**WHAT IS NEEDED**
Lines holding the string "spectrogram" are the ones to copy; find them all in the data.

**PROVIDED RECORDS**

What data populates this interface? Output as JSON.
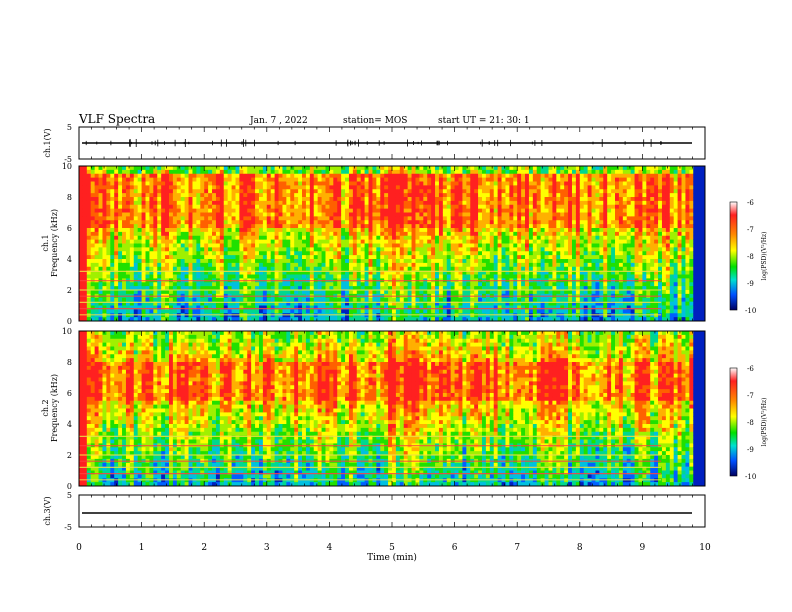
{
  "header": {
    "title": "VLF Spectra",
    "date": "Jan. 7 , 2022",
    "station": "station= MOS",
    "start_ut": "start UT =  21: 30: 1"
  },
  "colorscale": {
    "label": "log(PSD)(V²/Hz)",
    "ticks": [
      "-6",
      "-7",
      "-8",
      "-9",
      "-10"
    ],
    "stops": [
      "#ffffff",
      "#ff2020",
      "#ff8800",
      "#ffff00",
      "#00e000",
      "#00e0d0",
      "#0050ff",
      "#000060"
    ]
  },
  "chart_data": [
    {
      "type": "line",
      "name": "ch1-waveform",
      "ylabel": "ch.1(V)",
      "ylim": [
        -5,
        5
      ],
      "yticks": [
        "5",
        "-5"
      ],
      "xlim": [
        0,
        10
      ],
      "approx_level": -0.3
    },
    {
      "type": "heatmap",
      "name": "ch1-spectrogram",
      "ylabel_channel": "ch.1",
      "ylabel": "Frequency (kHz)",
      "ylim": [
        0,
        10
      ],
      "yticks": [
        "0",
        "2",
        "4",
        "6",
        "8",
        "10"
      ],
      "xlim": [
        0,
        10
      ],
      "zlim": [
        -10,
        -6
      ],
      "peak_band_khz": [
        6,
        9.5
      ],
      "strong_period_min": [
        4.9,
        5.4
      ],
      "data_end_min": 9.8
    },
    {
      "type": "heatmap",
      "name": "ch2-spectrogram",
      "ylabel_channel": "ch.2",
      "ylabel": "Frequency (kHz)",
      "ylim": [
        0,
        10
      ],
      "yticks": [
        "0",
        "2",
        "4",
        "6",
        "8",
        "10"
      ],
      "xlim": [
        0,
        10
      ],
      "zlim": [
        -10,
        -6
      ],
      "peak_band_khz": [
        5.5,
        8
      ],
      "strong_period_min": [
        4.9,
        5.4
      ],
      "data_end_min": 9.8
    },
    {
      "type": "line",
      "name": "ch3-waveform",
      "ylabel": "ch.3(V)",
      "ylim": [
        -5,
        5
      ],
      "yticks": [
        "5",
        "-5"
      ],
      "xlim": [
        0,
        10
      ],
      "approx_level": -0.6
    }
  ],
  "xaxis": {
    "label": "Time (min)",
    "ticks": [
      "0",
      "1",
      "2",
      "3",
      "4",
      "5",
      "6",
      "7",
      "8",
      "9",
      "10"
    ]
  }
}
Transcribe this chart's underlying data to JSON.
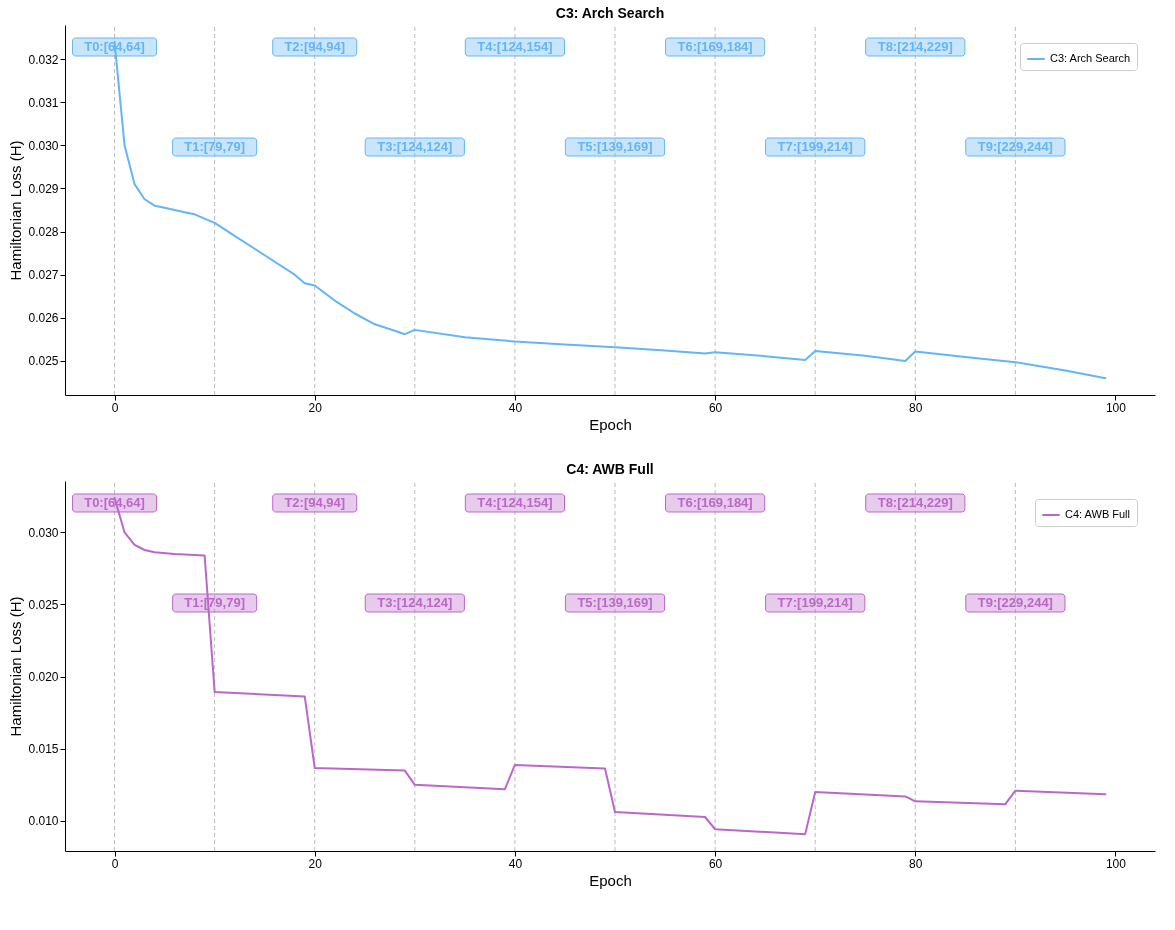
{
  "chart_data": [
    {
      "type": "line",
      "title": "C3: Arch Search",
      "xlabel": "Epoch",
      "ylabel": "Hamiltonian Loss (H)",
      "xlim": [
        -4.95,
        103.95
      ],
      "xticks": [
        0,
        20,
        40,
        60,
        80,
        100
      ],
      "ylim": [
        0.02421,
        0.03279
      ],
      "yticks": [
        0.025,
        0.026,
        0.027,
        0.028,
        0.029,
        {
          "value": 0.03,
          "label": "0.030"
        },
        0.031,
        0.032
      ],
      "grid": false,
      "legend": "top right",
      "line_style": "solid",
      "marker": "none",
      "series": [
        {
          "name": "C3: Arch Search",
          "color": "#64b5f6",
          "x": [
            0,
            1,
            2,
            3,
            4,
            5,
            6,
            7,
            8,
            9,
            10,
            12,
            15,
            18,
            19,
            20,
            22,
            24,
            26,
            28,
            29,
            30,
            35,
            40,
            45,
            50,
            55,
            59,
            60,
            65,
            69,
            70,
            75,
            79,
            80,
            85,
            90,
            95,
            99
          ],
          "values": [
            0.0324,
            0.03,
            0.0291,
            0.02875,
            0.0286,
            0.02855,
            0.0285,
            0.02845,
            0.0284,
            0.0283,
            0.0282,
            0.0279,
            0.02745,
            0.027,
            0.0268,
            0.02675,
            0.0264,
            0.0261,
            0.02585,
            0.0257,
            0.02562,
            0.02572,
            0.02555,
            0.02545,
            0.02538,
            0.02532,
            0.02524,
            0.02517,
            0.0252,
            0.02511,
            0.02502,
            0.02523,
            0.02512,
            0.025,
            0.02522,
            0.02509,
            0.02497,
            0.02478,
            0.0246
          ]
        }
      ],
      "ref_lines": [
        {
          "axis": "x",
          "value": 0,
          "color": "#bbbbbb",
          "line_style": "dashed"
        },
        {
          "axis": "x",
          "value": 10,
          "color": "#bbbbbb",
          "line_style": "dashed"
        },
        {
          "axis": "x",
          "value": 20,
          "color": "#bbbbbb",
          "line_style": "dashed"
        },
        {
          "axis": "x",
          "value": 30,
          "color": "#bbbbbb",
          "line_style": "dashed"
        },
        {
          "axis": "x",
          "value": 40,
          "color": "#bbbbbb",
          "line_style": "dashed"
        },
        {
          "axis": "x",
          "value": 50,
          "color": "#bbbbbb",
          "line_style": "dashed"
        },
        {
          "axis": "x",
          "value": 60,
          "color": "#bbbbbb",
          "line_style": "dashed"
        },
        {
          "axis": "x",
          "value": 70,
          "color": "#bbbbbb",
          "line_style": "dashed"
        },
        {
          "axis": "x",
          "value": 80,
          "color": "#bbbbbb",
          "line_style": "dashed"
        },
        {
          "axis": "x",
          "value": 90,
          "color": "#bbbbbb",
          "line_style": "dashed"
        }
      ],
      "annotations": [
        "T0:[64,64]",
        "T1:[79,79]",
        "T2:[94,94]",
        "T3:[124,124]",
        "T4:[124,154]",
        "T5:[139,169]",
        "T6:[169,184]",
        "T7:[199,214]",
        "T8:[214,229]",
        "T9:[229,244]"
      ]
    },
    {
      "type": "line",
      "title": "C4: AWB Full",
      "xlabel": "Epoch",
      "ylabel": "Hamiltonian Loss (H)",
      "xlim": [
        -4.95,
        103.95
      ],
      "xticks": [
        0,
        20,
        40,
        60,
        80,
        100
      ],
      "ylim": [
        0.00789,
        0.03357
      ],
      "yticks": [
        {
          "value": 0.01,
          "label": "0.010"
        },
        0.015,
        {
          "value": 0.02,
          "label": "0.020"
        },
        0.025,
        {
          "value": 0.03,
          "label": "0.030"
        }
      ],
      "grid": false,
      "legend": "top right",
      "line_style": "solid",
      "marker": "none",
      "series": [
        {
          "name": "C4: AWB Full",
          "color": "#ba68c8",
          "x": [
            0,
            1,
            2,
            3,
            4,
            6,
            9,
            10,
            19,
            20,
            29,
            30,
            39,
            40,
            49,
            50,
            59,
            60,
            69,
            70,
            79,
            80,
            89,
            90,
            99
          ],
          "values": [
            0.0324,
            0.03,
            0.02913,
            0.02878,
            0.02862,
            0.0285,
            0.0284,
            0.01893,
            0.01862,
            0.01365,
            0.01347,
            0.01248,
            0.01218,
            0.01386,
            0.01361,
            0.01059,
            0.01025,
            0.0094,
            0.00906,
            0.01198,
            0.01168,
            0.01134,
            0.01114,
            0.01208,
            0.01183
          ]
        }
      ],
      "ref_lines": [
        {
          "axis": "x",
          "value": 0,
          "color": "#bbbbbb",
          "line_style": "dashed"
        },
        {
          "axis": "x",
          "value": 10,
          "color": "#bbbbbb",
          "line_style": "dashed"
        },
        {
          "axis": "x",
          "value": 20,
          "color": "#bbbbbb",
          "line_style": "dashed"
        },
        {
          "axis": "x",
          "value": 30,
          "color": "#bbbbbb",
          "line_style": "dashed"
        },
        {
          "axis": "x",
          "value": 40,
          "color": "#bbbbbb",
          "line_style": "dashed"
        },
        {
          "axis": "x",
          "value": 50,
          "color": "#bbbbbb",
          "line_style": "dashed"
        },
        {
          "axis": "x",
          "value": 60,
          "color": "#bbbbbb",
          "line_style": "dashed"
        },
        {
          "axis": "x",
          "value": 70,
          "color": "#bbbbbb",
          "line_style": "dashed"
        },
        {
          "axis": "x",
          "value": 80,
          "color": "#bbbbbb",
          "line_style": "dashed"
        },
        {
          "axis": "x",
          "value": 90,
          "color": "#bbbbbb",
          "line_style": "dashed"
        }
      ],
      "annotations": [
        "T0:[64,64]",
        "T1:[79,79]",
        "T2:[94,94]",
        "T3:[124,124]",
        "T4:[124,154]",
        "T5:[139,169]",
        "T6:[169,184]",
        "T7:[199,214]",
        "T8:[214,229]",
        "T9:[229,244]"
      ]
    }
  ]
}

**WRITTEN SOLUTION**
      "name": "ch1-spectrogram",
      "name": "ch2-spectrogram",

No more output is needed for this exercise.